### WHAT IS REQUIRED
Convert each line of the material below into a JSON list of strings, with one string per line and blank lines omitted.
# # #
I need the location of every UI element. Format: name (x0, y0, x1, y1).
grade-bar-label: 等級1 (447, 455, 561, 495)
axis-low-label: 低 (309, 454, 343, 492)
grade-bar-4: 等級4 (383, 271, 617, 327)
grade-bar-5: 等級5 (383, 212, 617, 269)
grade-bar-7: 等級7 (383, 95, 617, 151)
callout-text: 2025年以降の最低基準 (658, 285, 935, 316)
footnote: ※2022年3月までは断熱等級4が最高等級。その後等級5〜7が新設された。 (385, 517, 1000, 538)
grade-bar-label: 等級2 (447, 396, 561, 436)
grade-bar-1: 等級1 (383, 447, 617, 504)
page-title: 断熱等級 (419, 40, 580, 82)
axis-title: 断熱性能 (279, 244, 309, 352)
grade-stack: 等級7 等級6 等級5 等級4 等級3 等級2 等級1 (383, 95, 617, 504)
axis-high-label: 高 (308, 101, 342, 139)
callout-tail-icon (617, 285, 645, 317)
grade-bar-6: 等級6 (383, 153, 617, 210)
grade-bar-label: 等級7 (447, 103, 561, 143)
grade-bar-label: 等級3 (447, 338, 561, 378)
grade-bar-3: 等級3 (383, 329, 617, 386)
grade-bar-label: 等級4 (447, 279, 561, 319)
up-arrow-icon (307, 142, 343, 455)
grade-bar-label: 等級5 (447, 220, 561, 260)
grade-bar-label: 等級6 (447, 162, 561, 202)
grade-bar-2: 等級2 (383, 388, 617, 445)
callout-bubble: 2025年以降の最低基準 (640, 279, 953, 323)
# # #
### RIGHT ANSWER
[
  "I need the location of every UI element. Format: name (x0, y0, x1, y1).",
  "grade-bar-label: 等級1 (447, 455, 561, 495)",
  "axis-low-label: 低 (309, 454, 343, 492)",
  "grade-bar-4: 等級4 (383, 271, 617, 327)",
  "grade-bar-5: 等級5 (383, 212, 617, 269)",
  "grade-bar-7: 等級7 (383, 95, 617, 151)",
  "callout-text: 2025年以降の最低基準 (658, 285, 935, 316)",
  "footnote: ※2022年3月までは断熱等級4が最高等級。その後等級5〜7が新設された。 (385, 517, 1000, 538)",
  "grade-bar-label: 等級2 (447, 396, 561, 436)",
  "grade-bar-1: 等級1 (383, 447, 617, 504)",
  "page-title: 断熱等級 (419, 40, 580, 82)",
  "axis-title: 断熱性能 (279, 244, 309, 352)",
  "grade-stack: 等級7 等級6 等級5 等級4 等級3 等級2 等級1 (383, 95, 617, 504)",
  "axis-high-label: 高 (308, 101, 342, 139)",
  "callout-tail-icon (617, 285, 645, 317)",
  "grade-bar-6: 等級6 (383, 153, 617, 210)",
  "grade-bar-label: 等級7 (447, 103, 561, 143)",
  "grade-bar-label: 等級3 (447, 338, 561, 378)",
  "grade-bar-3: 等級3 (383, 329, 617, 386)",
  "grade-bar-label: 等級4 (447, 279, 561, 319)",
  "up-arrow-icon (307, 142, 343, 455)",
  "grade-bar-label: 等級5 (447, 220, 561, 260)",
  "grade-bar-label: 等級6 (447, 162, 561, 202)",
  "grade-bar-2: 等級2 (383, 388, 617, 445)",
  "callout-bubble: 2025年以降の最低基準 (640, 279, 953, 323)"
]